--- START DATA SECTION ---

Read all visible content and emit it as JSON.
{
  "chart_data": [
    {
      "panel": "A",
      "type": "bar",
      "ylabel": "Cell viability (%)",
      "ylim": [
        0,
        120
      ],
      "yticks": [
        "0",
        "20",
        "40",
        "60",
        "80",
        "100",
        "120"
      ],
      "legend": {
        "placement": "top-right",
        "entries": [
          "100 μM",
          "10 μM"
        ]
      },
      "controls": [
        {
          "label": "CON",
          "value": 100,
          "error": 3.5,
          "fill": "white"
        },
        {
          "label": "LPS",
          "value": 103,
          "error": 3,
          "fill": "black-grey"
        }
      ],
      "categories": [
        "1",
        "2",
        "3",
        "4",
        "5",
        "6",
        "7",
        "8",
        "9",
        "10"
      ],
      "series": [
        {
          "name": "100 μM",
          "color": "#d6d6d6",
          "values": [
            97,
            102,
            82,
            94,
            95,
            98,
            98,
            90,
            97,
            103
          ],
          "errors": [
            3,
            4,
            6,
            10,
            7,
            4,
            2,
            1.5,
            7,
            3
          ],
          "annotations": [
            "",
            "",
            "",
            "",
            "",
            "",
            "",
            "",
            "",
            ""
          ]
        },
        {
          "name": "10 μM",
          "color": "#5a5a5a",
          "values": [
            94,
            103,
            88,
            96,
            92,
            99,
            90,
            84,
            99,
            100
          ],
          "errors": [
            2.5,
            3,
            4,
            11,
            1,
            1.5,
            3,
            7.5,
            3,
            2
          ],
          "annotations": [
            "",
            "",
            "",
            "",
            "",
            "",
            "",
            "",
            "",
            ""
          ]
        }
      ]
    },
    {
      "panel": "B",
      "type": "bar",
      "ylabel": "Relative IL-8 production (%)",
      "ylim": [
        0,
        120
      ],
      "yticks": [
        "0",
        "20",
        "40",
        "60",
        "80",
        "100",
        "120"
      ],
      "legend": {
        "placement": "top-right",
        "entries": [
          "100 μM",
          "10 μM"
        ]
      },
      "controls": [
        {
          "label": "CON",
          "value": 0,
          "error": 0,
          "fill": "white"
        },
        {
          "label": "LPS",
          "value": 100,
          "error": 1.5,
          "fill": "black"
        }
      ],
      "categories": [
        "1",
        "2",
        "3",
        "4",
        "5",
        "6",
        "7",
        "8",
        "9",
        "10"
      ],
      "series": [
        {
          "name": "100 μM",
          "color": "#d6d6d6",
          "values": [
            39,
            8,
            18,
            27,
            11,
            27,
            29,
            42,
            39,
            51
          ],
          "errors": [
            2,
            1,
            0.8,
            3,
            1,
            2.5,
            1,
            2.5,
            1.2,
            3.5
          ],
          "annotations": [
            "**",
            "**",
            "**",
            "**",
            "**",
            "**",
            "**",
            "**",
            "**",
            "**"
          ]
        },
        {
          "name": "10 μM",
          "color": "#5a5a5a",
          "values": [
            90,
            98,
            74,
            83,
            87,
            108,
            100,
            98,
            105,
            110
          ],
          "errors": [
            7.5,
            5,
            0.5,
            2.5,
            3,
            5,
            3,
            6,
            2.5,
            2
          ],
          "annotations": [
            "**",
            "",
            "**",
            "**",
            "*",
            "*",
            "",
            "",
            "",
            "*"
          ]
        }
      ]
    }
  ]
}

--- END DATA SECTION ---

(WRITTEN PROBLEM): Nothing should be left out: return all of the records exactly.

(OUTPUT OF THE TASK):
Read all visible content and emit it as JSON.
{
  "chart_data": [
    {
      "panel": "A",
      "type": "bar",
      "ylabel": "Cell viability (%)",
      "ylim": [
        0,
        120
      ],
      "yticks": [
        "0",
        "20",
        "40",
        "60",
        "80",
        "100",
        "120"
      ],
      "legend": {
        "placement": "top-right",
        "entries": [
          "100 μM",
          "10 μM"
        ]
      },
      "controls": [
        {
          "label": "CON",
          "value": 100,
          "error": 3.5,
          "fill": "white"
        },
        {
          "label": "LPS",
          "value": 103,
          "error": 3,
          "fill": "black-grey"
        }
      ],
      "categories": [
        "1",
        "2",
        "3",
        "4",
        "5",
        "6",
        "7",
        "8",
        "9",
        "10"
      ],
      "series": [
        {
          "name": "100 μM",
          "color": "#d6d6d6",
          "values": [
            97,
            102,
            82,
            94,
            95,
            98,
            98,
            90,
            97,
            103
          ],
          "errors": [
            3,
            4,
            6,
            10,
            7,
            4,
            2,
            1.5,
            7,
            3
          ],
          "annotations": [
            "",
            "",
            "",
            "",
            "",
            "",
            "",
            "",
            "",
            ""
          ]
        },
        {
          "name": "10 μM",
          "color": "#5a5a5a",
          "values": [
            94,
            103,
            88,
            96,
            92,
            99,
            90,
            84,
            99,
            100
          ],
          "errors": [
            2.5,
            3,
            4,
            11,
            1,
            1.5,
            3,
            7.5,
            3,
            2
          ],
          "annotations": [
            "",
            "",
            "",
            "",
            "",
            "",
            "",
            "",
            "",
            ""
          ]
        }
      ]
    },
    {
      "panel": "B",
      "type": "bar",
      "ylabel": "Relative IL-8 production (%)",
      "ylim": [
        0,
        120
      ],
      "yticks": [
        "0",
        "20",
        "40",
        "60",
        "80",
        "100",
        "120"
      ],
      "legend": {
        "placement": "top-right",
        "entries": [
          "100 μM",
          "10 μM"
        ]
      },
      "controls": [
        {
          "label": "CON",
          "value": 0,
          "error": 0,
          "fill": "white"
        },
        {
          "label": "LPS",
          "value": 100,
          "error": 1.5,
          "fill": "black"
        }
      ],
      "categories": [
        "1",
        "2",
        "3",
        "4",
        "5",
        "6",
        "7",
        "8",
        "9",
        "10"
      ],
      "series": [
        {
          "name": "100 μM",
          "color": "#d6d6d6",
          "values": [
            39,
            8,
            18,
            27,
            11,
            27,
            29,
            42,
            39,
            51
          ],
          "errors": [
            2,
            1,
            0.8,
            3,
            1,
            2.5,
            1,
            2.5,
            1.2,
            3.5
          ],
          "annotations": [
            "**",
            "**",
            "**",
            "**",
            "**",
            "**",
            "**",
            "**",
            "**",
            "**"
          ]
        },
        {
          "name": "10 μM",
          "color": "#5a5a5a",
          "values": [
            90,
            98,
            74,
            83,
            87,
            108,
            100,
            98,
            105,
            110
          ],
          "errors": [
            7.5,
            5,
            0.5,
            2.5,
            3,
            5,
            3,
            6,
            2.5,
            2
          ],
          "annotations": [
            "**",
            "",
            "**",
            "**",
            "*",
            "*",
            "",
            "",
            "",
            "*"
          ]
        }
      ]
    }
  ]
}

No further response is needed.